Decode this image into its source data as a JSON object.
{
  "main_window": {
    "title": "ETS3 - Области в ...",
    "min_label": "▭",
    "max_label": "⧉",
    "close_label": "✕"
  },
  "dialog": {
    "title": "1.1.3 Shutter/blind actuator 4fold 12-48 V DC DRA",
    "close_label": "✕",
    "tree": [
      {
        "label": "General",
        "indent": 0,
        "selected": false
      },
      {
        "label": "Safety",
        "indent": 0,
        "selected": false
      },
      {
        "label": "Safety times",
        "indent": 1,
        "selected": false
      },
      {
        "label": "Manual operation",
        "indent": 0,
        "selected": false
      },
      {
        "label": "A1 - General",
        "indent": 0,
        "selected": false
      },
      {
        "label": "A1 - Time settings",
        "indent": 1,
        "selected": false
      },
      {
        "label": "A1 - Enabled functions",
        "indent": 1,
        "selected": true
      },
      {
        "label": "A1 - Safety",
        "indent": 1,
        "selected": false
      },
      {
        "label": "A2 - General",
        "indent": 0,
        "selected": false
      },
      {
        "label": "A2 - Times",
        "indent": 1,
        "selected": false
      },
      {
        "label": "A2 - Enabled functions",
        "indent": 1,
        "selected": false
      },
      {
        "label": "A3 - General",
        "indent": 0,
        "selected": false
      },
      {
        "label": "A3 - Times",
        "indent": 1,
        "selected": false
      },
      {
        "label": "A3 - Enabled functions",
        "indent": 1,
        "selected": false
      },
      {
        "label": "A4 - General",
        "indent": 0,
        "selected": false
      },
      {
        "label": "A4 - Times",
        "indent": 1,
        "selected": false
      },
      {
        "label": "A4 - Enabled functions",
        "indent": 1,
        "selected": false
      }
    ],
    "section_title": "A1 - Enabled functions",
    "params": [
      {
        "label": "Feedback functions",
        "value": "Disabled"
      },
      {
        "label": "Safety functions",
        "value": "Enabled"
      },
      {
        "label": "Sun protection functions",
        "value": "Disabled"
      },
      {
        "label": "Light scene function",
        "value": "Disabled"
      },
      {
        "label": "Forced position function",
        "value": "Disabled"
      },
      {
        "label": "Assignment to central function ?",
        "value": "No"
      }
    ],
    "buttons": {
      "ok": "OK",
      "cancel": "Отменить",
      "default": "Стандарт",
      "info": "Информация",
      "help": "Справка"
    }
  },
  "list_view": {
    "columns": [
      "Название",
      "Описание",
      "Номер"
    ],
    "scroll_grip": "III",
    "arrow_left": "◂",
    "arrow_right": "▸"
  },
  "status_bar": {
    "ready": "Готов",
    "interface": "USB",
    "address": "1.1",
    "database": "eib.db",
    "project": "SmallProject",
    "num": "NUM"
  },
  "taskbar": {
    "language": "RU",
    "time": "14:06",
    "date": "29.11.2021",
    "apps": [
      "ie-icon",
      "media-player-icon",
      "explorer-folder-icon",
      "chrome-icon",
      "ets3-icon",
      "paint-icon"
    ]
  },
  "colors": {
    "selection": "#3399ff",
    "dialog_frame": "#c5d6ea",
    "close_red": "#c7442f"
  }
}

* **Task statement**
Every line above needs to be retyped exactly.

* **The solution**
Decode this image into its source data as a JSON object.
{
  "main_window": {
    "title": "ETS3 - Области в ...",
    "min_label": "▭",
    "max_label": "⧉",
    "close_label": "✕"
  },
  "dialog": {
    "title": "1.1.3 Shutter/blind actuator 4fold 12-48 V DC DRA",
    "close_label": "✕",
    "tree": [
      {
        "label": "General",
        "indent": 0,
        "selected": false
      },
      {
        "label": "Safety",
        "indent": 0,
        "selected": false
      },
      {
        "label": "Safety times",
        "indent": 1,
        "selected": false
      },
      {
        "label": "Manual operation",
        "indent": 0,
        "selected": false
      },
      {
        "label": "A1 - General",
        "indent": 0,
        "selected": false
      },
      {
        "label": "A1 - Time settings",
        "indent": 1,
        "selected": false
      },
      {
        "label": "A1 - Enabled functions",
        "indent": 1,
        "selected": true
      },
      {
        "label": "A1 - Safety",
        "indent": 1,
        "selected": false
      },
      {
        "label": "A2 - General",
        "indent": 0,
        "selected": false
      },
      {
        "label": "A2 - Times",
        "indent": 1,
        "selected": false
      },
      {
        "label": "A2 - Enabled functions",
        "indent": 1,
        "selected": false
      },
      {
        "label": "A3 - General",
        "indent": 0,
        "selected": false
      },
      {
        "label": "A3 - Times",
        "indent": 1,
        "selected": false
      },
      {
        "label": "A3 - Enabled functions",
        "indent": 1,
        "selected": false
      },
      {
        "label": "A4 - General",
        "indent": 0,
        "selected": false
      },
      {
        "label": "A4 - Times",
        "indent": 1,
        "selected": false
      },
      {
        "label": "A4 - Enabled functions",
        "indent": 1,
        "selected": false
      }
    ],
    "section_title": "A1 - Enabled functions",
    "params": [
      {
        "label": "Feedback functions",
        "value": "Disabled"
      },
      {
        "label": "Safety functions",
        "value": "Enabled"
      },
      {
        "label": "Sun protection functions",
        "value": "Disabled"
      },
      {
        "label": "Light scene function",
        "value": "Disabled"
      },
      {
        "label": "Forced position function",
        "value": "Disabled"
      },
      {
        "label": "Assignment to central function ?",
        "value": "No"
      }
    ],
    "buttons": {
      "ok": "OK",
      "cancel": "Отменить",
      "default": "Стандарт",
      "info": "Информация",
      "help": "Справка"
    }
  },
  "list_view": {
    "columns": [
      "Название",
      "Описание",
      "Номер"
    ],
    "scroll_grip": "III",
    "arrow_left": "◂",
    "arrow_right": "▸"
  },
  "status_bar": {
    "ready": "Готов",
    "interface": "USB",
    "address": "1.1",
    "database": "eib.db",
    "project": "SmallProject",
    "num": "NUM"
  },
  "taskbar": {
    "language": "RU",
    "time": "14:06",
    "date": "29.11.2021",
    "apps": [
      "ie-icon",
      "media-player-icon",
      "explorer-folder-icon",
      "chrome-icon",
      "ets3-icon",
      "paint-icon"
    ]
  },
  "colors": {
    "selection": "#3399ff",
    "dialog_frame": "#c5d6ea",
    "close_red": "#c7442f"
  }
}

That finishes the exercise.